▶ **AUFGABENSTELLUNG**:
Führe den Forumsbeitrag über Enduro-Bereifung im Anschluss an seinen letzten Satz weiter.

# Enduro-Bereifung - die eierlegende Wollmilchsau



## Female (24. Mai 2010)

Zur Abwechslung mal eine sachliche Frage  :
Welche Enduro-Bereifung habt ihr drauf?
Ich suche die eierlegende Wollmilchsau, die ideale Kombination aus Rolleigenschaften, Grip, Plattensicherheit und Gewicht. 
Durchprobiert habe ich schon etliche, das was ich wollte habe ich noch nicht gefunden - Intense und Swampthing zu schwer, Conti Diesel mit zuwenig Grip, Ignitor ständig mit Platten, Minion braucht für entsprechend Grip vorne eine 40er Mischung, was treten geradeaus oder bergauf auf Asphalt zur Qual macht, Fat Albert als absoluter Reinfall wenn der Untergrund mal zur Abwechslung nass ist und generelle Abneigung gegen Schwalbe...

▶ **DATENAUSZUG**:
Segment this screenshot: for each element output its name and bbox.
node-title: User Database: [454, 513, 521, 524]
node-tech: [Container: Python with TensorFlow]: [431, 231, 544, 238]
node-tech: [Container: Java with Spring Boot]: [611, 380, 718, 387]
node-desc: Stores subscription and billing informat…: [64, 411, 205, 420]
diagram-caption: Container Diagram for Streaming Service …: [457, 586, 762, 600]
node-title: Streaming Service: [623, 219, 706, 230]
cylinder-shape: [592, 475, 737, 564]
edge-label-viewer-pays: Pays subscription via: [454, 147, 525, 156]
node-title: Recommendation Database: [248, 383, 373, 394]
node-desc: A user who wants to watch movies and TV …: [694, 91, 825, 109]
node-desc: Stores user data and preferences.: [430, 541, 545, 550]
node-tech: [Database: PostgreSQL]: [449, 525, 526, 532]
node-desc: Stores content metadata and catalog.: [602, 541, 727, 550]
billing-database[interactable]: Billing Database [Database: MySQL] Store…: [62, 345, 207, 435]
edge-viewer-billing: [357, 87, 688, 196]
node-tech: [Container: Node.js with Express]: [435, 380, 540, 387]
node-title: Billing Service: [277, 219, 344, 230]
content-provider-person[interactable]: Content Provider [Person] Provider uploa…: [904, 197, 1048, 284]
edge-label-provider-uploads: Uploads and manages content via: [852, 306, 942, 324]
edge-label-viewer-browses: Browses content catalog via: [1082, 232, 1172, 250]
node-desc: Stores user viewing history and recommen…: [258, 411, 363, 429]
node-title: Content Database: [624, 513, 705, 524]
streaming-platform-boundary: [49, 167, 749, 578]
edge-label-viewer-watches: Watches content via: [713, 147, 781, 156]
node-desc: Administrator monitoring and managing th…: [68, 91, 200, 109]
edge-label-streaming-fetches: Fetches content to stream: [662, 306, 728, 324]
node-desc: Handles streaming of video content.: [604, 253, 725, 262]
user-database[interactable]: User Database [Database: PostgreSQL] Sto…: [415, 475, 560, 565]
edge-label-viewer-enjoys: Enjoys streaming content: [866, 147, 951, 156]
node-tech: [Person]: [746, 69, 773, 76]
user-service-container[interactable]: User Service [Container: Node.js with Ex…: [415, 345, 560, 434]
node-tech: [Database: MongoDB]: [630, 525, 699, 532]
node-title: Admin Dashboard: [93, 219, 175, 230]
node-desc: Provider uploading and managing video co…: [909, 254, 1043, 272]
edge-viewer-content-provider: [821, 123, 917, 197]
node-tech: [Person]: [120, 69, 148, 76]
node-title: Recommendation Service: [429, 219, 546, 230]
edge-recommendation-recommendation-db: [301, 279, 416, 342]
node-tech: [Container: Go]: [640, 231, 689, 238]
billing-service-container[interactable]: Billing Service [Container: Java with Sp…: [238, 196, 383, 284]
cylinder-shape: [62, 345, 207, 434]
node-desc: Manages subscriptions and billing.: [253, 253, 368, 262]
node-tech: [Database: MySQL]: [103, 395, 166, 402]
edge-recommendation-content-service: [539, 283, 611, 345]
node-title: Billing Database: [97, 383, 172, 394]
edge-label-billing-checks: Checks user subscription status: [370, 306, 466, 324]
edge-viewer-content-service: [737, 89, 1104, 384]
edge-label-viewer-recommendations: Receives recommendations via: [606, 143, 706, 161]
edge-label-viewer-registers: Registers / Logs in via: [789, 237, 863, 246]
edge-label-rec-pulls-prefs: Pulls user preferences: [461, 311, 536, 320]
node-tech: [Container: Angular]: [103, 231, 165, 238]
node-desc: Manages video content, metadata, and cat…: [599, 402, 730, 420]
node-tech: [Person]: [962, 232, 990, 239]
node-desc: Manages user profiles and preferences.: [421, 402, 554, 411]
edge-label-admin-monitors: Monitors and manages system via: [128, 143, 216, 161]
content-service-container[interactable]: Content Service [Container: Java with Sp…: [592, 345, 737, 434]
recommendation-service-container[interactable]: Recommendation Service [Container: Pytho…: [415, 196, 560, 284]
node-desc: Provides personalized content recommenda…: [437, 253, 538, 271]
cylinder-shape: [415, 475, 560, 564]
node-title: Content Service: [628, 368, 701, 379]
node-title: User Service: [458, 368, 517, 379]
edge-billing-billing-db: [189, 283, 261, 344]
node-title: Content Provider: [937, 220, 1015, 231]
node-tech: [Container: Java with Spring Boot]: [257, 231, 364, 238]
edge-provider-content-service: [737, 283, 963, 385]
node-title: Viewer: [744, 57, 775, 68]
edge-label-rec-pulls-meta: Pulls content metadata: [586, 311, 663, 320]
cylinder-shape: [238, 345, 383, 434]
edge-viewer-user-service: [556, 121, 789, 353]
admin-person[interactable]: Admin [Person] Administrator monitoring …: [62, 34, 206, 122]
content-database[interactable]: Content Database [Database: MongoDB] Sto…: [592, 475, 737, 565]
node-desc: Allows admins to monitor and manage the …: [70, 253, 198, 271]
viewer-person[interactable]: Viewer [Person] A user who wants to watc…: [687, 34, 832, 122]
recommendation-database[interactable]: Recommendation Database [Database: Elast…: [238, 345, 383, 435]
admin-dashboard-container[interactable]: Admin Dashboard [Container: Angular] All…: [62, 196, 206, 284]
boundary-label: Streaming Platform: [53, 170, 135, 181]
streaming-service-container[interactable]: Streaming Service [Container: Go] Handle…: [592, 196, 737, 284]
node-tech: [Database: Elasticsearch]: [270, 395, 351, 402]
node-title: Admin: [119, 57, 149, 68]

▶ **ERGEBNIS**:
Mit welchen Reifen seit ihr unterwegs? Einsatzgebiet ist irgendwo zwischen Enduro und Freeride, d.h. relativ lange Anstiege, relativ ruppige Abfahrten.


----------



## Deleted168745 (24. Mai 2010)

Hei.

Also, fahre wenn ich tourenmäßig unterwegs bin den Minion in der FR Version...vorne wie hinten...

Bei Liftfahrereien den Minion, vorne 42a hinten 60a.

(zZt hab ich vorne allerdings den HighRoller in der Pattex^^ - Version)


Für mich existiert diese eierlegende Wollmilchsau nicht - und ich brauch sie auch nicht. 

wenn ichs bergab krachen lassen will..such ich mir nen Lift in der Nähe oder einen Shuttleservice
...dann darf der Reifen auch kleben weil er eh nur bergab rollen braucht

...und für mich erschließt es sich so: wenn ich einen Reifen brauche, wie mit einer 40a Mischung, benötige ich auch das restliche Equipment für die Ansprüche der Abfahrt..d.h.Protektorenweste, Fullface etc pp. und das hab ich gewiss auch keinen Bock bergauf mit-hochzutreten...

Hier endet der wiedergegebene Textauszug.